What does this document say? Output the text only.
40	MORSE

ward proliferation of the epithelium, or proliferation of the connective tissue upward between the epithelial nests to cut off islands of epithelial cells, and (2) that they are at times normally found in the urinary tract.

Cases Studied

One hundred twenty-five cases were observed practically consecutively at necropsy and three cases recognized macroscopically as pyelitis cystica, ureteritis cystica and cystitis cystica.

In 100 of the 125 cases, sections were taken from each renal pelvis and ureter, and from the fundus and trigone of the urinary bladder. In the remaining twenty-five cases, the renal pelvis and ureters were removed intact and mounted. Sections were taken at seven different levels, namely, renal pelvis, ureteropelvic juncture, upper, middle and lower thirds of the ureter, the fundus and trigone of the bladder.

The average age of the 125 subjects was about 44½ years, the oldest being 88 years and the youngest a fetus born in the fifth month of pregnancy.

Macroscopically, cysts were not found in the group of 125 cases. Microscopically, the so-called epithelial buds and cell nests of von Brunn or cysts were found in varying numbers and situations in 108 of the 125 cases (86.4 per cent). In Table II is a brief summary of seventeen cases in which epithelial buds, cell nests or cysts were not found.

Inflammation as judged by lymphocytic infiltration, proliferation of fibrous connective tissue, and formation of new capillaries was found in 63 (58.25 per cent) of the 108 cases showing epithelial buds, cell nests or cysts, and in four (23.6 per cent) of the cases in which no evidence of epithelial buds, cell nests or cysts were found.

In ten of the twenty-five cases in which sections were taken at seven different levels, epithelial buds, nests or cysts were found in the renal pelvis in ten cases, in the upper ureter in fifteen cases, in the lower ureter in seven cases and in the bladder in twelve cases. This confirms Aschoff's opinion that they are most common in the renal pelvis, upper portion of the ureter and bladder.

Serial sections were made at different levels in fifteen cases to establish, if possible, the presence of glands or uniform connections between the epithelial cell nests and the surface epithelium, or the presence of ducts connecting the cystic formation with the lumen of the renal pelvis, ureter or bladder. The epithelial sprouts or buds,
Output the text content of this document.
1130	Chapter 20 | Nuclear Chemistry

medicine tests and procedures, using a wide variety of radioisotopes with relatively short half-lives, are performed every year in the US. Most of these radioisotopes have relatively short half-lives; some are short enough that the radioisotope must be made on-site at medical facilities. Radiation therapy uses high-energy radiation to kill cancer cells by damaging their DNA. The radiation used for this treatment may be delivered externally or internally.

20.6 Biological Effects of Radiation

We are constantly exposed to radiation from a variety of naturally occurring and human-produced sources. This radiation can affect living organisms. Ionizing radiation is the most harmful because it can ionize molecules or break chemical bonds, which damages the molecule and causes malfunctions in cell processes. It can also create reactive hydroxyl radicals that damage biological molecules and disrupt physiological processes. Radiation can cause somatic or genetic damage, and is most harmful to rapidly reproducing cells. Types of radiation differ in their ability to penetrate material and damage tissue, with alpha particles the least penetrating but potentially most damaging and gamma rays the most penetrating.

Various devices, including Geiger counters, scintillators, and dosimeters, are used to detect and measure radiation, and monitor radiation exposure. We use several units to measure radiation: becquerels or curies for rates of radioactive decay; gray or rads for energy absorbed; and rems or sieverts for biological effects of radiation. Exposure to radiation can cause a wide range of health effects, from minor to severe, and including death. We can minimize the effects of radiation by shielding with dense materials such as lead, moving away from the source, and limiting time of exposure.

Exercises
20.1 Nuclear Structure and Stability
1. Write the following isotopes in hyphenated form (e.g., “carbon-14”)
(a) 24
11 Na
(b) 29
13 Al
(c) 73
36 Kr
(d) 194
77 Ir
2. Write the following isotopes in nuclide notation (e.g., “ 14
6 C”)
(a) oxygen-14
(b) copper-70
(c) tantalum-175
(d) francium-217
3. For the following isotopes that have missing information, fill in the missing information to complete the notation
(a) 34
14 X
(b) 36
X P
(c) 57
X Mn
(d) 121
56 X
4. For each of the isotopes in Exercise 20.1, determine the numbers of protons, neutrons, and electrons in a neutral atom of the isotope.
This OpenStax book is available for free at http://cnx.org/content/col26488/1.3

______________________________

— Exercise details —
Lines containing the word "made" must be found in the data above and copied.

— Completed task —
Serial sections were made at different levels in fifteen cases to establish, if possible, the presence of glands or uniform connections between the epithelial cell nests and the surface epithelium, or the presence of ducts connecting the cystic formation with the lumen of the renal pelvis, ureter or bladder. The epithelial sprouts or buds,
medicine tests and procedures, using a wide variety of radioisotopes with relatively short half-lives, are performed every year in the US. Most of these radioisotopes have relatively short half-lives; some are short enough that the radioisotope must be made on-site at medical facilities. Radiation therapy uses high-energy radiation to kill cancer cells by damaging their DNA. The radiation used for this treatment may be delivered externally or internally.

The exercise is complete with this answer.